_What the task asks_: Each entry in the listing below should be restated word for word.

_Figure contents as structured data_:
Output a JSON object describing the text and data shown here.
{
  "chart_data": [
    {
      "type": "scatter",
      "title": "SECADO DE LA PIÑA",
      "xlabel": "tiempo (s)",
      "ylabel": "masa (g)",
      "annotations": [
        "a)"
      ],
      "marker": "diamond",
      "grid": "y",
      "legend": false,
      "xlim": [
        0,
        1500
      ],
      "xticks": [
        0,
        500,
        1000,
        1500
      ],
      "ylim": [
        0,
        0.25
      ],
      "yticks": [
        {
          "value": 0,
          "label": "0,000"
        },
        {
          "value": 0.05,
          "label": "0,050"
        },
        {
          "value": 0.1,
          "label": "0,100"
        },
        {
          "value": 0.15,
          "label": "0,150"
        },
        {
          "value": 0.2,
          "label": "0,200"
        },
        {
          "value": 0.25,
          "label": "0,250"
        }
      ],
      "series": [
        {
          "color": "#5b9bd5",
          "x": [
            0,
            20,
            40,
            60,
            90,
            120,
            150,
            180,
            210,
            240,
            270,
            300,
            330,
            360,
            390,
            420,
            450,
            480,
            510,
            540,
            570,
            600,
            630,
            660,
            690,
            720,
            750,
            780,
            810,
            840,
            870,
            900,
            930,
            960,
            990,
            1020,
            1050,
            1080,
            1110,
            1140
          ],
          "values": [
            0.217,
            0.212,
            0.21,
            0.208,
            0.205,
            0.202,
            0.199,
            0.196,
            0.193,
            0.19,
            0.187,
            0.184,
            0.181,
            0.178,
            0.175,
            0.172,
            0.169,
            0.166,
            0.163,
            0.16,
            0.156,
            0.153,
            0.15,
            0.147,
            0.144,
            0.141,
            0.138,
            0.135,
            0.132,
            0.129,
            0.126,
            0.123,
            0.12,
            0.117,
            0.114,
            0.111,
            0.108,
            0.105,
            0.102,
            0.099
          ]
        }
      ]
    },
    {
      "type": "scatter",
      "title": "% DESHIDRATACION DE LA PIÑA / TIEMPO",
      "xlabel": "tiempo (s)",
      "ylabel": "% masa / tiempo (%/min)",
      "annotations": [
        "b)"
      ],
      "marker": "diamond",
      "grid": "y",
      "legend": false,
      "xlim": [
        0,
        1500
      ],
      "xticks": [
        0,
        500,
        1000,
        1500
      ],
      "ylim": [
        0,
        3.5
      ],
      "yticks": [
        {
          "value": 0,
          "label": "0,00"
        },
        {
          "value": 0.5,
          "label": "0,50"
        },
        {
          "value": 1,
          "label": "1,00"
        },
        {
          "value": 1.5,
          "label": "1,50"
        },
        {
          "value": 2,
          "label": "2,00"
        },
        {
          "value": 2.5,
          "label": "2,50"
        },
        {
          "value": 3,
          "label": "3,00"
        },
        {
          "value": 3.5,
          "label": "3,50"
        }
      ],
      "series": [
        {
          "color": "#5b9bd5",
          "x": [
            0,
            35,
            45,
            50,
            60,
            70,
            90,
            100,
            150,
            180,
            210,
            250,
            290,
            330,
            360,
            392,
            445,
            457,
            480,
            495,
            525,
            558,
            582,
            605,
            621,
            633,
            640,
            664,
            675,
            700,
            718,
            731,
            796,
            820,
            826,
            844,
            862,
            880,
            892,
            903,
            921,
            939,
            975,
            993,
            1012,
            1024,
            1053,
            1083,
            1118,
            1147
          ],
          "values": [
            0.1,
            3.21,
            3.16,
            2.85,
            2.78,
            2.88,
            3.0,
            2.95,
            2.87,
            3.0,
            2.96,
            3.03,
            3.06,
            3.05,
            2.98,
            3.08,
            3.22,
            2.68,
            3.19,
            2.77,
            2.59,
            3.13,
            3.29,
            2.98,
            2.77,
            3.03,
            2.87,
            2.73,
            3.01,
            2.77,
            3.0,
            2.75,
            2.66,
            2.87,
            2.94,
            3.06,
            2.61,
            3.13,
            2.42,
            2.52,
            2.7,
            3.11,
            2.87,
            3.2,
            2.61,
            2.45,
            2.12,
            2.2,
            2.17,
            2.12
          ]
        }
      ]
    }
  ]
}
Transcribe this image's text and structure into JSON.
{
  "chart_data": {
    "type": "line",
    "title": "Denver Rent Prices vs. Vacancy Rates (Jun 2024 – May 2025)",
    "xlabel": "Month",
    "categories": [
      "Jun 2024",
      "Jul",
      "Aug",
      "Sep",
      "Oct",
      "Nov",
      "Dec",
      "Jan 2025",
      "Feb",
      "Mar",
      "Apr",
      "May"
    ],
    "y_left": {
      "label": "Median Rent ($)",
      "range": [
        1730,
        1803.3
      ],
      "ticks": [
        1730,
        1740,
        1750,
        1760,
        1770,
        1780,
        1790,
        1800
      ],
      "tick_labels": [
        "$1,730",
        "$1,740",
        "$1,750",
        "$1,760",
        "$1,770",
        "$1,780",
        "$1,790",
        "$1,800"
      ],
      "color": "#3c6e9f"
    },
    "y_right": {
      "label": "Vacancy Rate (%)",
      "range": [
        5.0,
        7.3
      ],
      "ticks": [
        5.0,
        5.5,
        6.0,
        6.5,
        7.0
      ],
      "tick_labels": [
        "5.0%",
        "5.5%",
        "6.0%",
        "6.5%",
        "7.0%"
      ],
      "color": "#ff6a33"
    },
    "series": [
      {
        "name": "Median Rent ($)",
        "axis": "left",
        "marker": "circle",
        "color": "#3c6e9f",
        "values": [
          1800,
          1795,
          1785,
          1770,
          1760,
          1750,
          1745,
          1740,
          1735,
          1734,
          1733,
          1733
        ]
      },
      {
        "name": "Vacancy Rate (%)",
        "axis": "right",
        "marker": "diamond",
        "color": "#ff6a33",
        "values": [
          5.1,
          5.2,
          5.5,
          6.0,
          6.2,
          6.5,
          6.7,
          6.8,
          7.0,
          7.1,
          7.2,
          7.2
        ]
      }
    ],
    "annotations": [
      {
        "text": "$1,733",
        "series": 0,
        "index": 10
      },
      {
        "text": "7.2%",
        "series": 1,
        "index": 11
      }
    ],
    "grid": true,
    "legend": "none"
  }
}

_The reply_:
Output a JSON object describing the text and data shown here.
{
  "chart_data": [
    {
      "type": "scatter",
      "title": "SECADO DE LA PIÑA",
      "xlabel": "tiempo (s)",
      "ylabel": "masa (g)",
      "annotations": [
        "a)"
      ],
      "marker": "diamond",
      "grid": "y",
      "legend": false,
      "xlim": [
        0,
        1500
      ],
      "xticks": [
        0,
        500,
        1000,
        1500
      ],
      "ylim": [
        0,
        0.25
      ],
      "yticks": [
        {
          "value": 0,
          "label": "0,000"
        },
        {
          "value": 0.05,
          "label": "0,050"
        },
        {
          "value": 0.1,
          "label": "0,100"
        },
        {
          "value": 0.15,
          "label": "0,150"
        },
        {
          "value": 0.2,
          "label": "0,200"
        },
        {
          "value": 0.25,
          "label": "0,250"
        }
      ],
      "series": [
        {
          "color": "#5b9bd5",
          "x": [
            0,
            20,
            40,
            60,
            90,
            120,
            150,
            180,
            210,
            240,
            270,
            300,
            330,
            360,
            390,
            420,
            450,
            480,
            510,
            540,
            570,
            600,
            630,
            660,
            690,
            720,
            750,
            780,
            810,
            840,
            870,
            900,
            930,
            960,
            990,
            1020,
            1050,
            1080,
            1110,
            1140
          ],
          "values": [
            0.217,
            0.212,
            0.21,
            0.208,
            0.205,
            0.202,
            0.199,
            0.196,
            0.193,
            0.19,
            0.187,
            0.184,
            0.181,
            0.178,
            0.175,
            0.172,
            0.169,
            0.166,
            0.163,
            0.16,
            0.156,
            0.153,
            0.15,
            0.147,
            0.144,
            0.141,
            0.138,
            0.135,
            0.132,
            0.129,
            0.126,
            0.123,
            0.12,
            0.117,
            0.114,
            0.111,
            0.108,
            0.105,
            0.102,
            0.099
          ]
        }
      ]
    },
    {
      "type": "scatter",
      "title": "% DESHIDRATACION DE LA PIÑA / TIEMPO",
      "xlabel": "tiempo (s)",
      "ylabel": "% masa / tiempo (%/min)",
      "annotations": [
        "b)"
      ],
      "marker": "diamond",
      "grid": "y",
      "legend": false,
      "xlim": [
        0,
        1500
      ],
      "xticks": [
        0,
        500,
        1000,
        1500
      ],
      "ylim": [
        0,
        3.5
      ],
      "yticks": [
        {
          "value": 0,
          "label": "0,00"
        },
        {
          "value": 0.5,
          "label": "0,50"
        },
        {
          "value": 1,
          "label": "1,00"
        },
        {
          "value": 1.5,
          "label": "1,50"
        },
        {
          "value": 2,
          "label": "2,00"
        },
        {
          "value": 2.5,
          "label": "2,50"
        },
        {
          "value": 3,
          "label": "3,00"
        },
        {
          "value": 3.5,
          "label": "3,50"
        }
      ],
      "series": [
        {
          "color": "#5b9bd5",
          "x": [
            0,
            35,
            45,
            50,
            60,
            70,
            90,
            100,
            150,
            180,
            210,
            250,
            290,
            330,
            360,
            392,
            445,
            457,
            480,
            495,
            525,
            558,
            582,
            605,
            621,
            633,
            640,
            664,
            675,
            700,
            718,
            731,
            796,
            820,
            826,
            844,
            862,
            880,
            892,
            903,
            921,
            939,
            975,
            993,
            1012,
            1024,
            1053,
            1083,
            1118,
            1147
          ],
          "values": [
            0.1,
            3.21,
            3.16,
            2.85,
            2.78,
            2.88,
            3.0,
            2.95,
            2.87,
            3.0,
            2.96,
            3.03,
            3.06,
            3.05,
            2.98,
            3.08,
            3.22,
            2.68,
            3.19,
            2.77,
            2.59,
            3.13,
            3.29,
            2.98,
            2.77,
            3.03,
            2.87,
            2.73,
            3.01,
            2.77,
            3.0,
            2.75,
            2.66,
            2.87,
            2.94,
            3.06,
            2.61,
            3.13,
            2.42,
            2.52,
            2.7,
            3.11,
            2.87,
            3.2,
            2.61,
            2.45,
            2.12,
            2.2,
            2.17,
            2.12
          ]
        }
      ]
    }
  ]
}
Transcribe this image's text and structure into JSON.
{
  "chart_data": {
    "type": "line",
    "title": "Denver Rent Prices vs. Vacancy Rates (Jun 2024 – May 2025)",
    "xlabel": "Month",
    "categories": [
      "Jun 2024",
      "Jul",
      "Aug",
      "Sep",
      "Oct",
      "Nov",
      "Dec",
      "Jan 2025",
      "Feb",
      "Mar",
      "Apr",
      "May"
    ],
    "y_left": {
      "label": "Median Rent ($)",
      "range": [
        1730,
        1803.3
      ],
      "ticks": [
        1730,
        1740,
        1750,
        1760,
        1770,
        1780,
        1790,
        1800
      ],
      "tick_labels": [
        "$1,730",
        "$1,740",
        "$1,750",
        "$1,760",
        "$1,770",
        "$1,780",
        "$1,790",
        "$1,800"
      ],
      "color": "#3c6e9f"
    },
    "y_right": {
      "label": "Vacancy Rate (%)",
      "range": [
        5.0,
        7.3
      ],
      "ticks": [
        5.0,
        5.5,
        6.0,
        6.5,
        7.0
      ],
      "tick_labels": [
        "5.0%",
        "5.5%",
        "6.0%",
        "6.5%",
        "7.0%"
      ],
      "color": "#ff6a33"
    },
    "series": [
      {
        "name": "Median Rent ($)",
        "axis": "left",
        "marker": "circle",
        "color": "#3c6e9f",
        "values": [
          1800,
          1795,
          1785,
          1770,
          1760,
          1750,
          1745,
          1740,
          1735,
          1734,
          1733,
          1733
        ]
      },
      {
        "name": "Vacancy Rate (%)",
        "axis": "right",
        "marker": "diamond",
        "color": "#ff6a33",
        "values": [
          5.1,
          5.2,
          5.5,
          6.0,
          6.2,
          6.5,
          6.7,
          6.8,
          7.0,
          7.1,
          7.2,
          7.2
        ]
      }
    ],
    "annotations": [
      {
        "text": "$1,733",
        "series": 0,
        "index": 10
      },
      {
        "text": "7.2%",
        "series": 1,
        "index": 11
      }
    ],
    "grid": true,
    "legend": "none"
  }
}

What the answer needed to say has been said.